- **EXERCISE PROMPT**: Extract the records in full, leaving every picture out.

Entries from a dataset:
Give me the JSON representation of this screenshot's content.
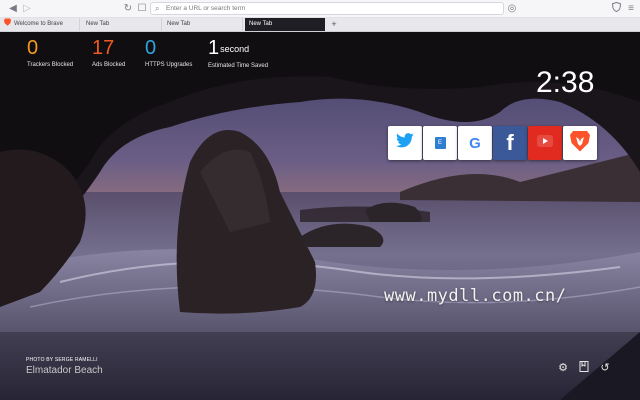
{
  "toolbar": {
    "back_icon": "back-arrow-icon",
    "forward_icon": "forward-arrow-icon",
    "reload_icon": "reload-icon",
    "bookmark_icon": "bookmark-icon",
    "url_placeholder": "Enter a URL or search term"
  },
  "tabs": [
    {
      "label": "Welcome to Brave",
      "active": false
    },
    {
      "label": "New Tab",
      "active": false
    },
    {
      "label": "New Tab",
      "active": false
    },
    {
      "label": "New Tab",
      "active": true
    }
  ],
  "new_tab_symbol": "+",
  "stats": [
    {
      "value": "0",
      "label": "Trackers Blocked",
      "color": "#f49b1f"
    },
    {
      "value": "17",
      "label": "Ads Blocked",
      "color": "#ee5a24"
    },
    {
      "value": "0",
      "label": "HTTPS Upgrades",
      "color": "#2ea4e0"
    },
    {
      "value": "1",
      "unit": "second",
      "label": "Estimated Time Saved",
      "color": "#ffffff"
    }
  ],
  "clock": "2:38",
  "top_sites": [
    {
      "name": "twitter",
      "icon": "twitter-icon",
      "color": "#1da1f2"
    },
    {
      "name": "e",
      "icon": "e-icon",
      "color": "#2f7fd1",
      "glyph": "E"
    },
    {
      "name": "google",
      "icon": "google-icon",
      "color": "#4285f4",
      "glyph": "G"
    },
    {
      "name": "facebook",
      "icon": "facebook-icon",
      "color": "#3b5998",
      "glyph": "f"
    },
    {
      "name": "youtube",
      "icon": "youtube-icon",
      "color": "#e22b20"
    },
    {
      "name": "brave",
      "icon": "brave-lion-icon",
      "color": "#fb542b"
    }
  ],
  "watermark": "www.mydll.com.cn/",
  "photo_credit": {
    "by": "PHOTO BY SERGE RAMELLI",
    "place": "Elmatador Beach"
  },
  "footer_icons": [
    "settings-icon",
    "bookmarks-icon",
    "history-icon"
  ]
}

- **SOLUTION TO THE PROBLEM**:
Give me the JSON representation of this screenshot's content.
{
  "toolbar": {
    "back_icon": "back-arrow-icon",
    "forward_icon": "forward-arrow-icon",
    "reload_icon": "reload-icon",
    "bookmark_icon": "bookmark-icon",
    "url_placeholder": "Enter a URL or search term"
  },
  "tabs": [
    {
      "label": "Welcome to Brave",
      "active": false
    },
    {
      "label": "New Tab",
      "active": false
    },
    {
      "label": "New Tab",
      "active": false
    },
    {
      "label": "New Tab",
      "active": true
    }
  ],
  "new_tab_symbol": "+",
  "stats": [
    {
      "value": "0",
      "label": "Trackers Blocked",
      "color": "#f49b1f"
    },
    {
      "value": "17",
      "label": "Ads Blocked",
      "color": "#ee5a24"
    },
    {
      "value": "0",
      "label": "HTTPS Upgrades",
      "color": "#2ea4e0"
    },
    {
      "value": "1",
      "unit": "second",
      "label": "Estimated Time Saved",
      "color": "#ffffff"
    }
  ],
  "clock": "2:38",
  "top_sites": [
    {
      "name": "twitter",
      "icon": "twitter-icon",
      "color": "#1da1f2"
    },
    {
      "name": "e",
      "icon": "e-icon",
      "color": "#2f7fd1",
      "glyph": "E"
    },
    {
      "name": "google",
      "icon": "google-icon",
      "color": "#4285f4",
      "glyph": "G"
    },
    {
      "name": "facebook",
      "icon": "facebook-icon",
      "color": "#3b5998",
      "glyph": "f"
    },
    {
      "name": "youtube",
      "icon": "youtube-icon",
      "color": "#e22b20"
    },
    {
      "name": "brave",
      "icon": "brave-lion-icon",
      "color": "#fb542b"
    }
  ],
  "watermark": "www.mydll.com.cn/",
  "photo_credit": {
    "by": "PHOTO BY SERGE RAMELLI",
    "place": "Elmatador Beach"
  },
  "footer_icons": [
    "settings-icon",
    "bookmarks-icon",
    "history-icon"
  ]
}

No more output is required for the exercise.